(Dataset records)
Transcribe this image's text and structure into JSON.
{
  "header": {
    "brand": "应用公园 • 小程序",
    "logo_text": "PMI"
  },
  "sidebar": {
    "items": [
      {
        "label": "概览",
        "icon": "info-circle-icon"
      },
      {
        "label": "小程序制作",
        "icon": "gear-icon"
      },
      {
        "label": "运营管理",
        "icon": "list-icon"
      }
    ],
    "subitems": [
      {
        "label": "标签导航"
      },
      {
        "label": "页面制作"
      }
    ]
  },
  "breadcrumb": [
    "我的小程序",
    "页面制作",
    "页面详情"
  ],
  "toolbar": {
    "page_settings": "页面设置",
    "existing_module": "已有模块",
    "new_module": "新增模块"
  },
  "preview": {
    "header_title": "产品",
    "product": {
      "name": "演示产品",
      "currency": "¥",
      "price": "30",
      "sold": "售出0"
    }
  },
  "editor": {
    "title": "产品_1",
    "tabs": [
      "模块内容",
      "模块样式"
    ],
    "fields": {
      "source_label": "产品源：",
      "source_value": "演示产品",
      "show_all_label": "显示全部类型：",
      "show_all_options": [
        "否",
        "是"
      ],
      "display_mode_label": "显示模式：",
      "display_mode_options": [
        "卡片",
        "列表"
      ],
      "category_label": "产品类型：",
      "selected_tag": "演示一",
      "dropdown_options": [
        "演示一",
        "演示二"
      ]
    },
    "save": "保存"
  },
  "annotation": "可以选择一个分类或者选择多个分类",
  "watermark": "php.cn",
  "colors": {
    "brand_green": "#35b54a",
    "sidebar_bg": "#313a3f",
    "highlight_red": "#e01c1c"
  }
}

### Prompt:
Reproduce each entry exactly, leaving out nothing.

### Completed exercise:
Transcribe this image's text and structure into JSON.
{
  "header": {
    "brand": "应用公园 • 小程序",
    "logo_text": "PMI"
  },
  "sidebar": {
    "items": [
      {
        "label": "概览",
        "icon": "info-circle-icon"
      },
      {
        "label": "小程序制作",
        "icon": "gear-icon"
      },
      {
        "label": "运营管理",
        "icon": "list-icon"
      }
    ],
    "subitems": [
      {
        "label": "标签导航"
      },
      {
        "label": "页面制作"
      }
    ]
  },
  "breadcrumb": [
    "我的小程序",
    "页面制作",
    "页面详情"
  ],
  "toolbar": {
    "page_settings": "页面设置",
    "existing_module": "已有模块",
    "new_module": "新增模块"
  },
  "preview": {
    "header_title": "产品",
    "product": {
      "name": "演示产品",
      "currency": "¥",
      "price": "30",
      "sold": "售出0"
    }
  },
  "editor": {
    "title": "产品_1",
    "tabs": [
      "模块内容",
      "模块样式"
    ],
    "fields": {
      "source_label": "产品源：",
      "source_value": "演示产品",
      "show_all_label": "显示全部类型：",
      "show_all_options": [
        "否",
        "是"
      ],
      "display_mode_label": "显示模式：",
      "display_mode_options": [
        "卡片",
        "列表"
      ],
      "category_label": "产品类型：",
      "selected_tag": "演示一",
      "dropdown_options": [
        "演示一",
        "演示二"
      ]
    },
    "save": "保存"
  },
  "annotation": "可以选择一个分类或者选择多个分类",
  "watermark": "php.cn",
  "colors": {
    "brand_green": "#35b54a",
    "sidebar_bg": "#313a3f",
    "highlight_red": "#e01c1c"
  }
}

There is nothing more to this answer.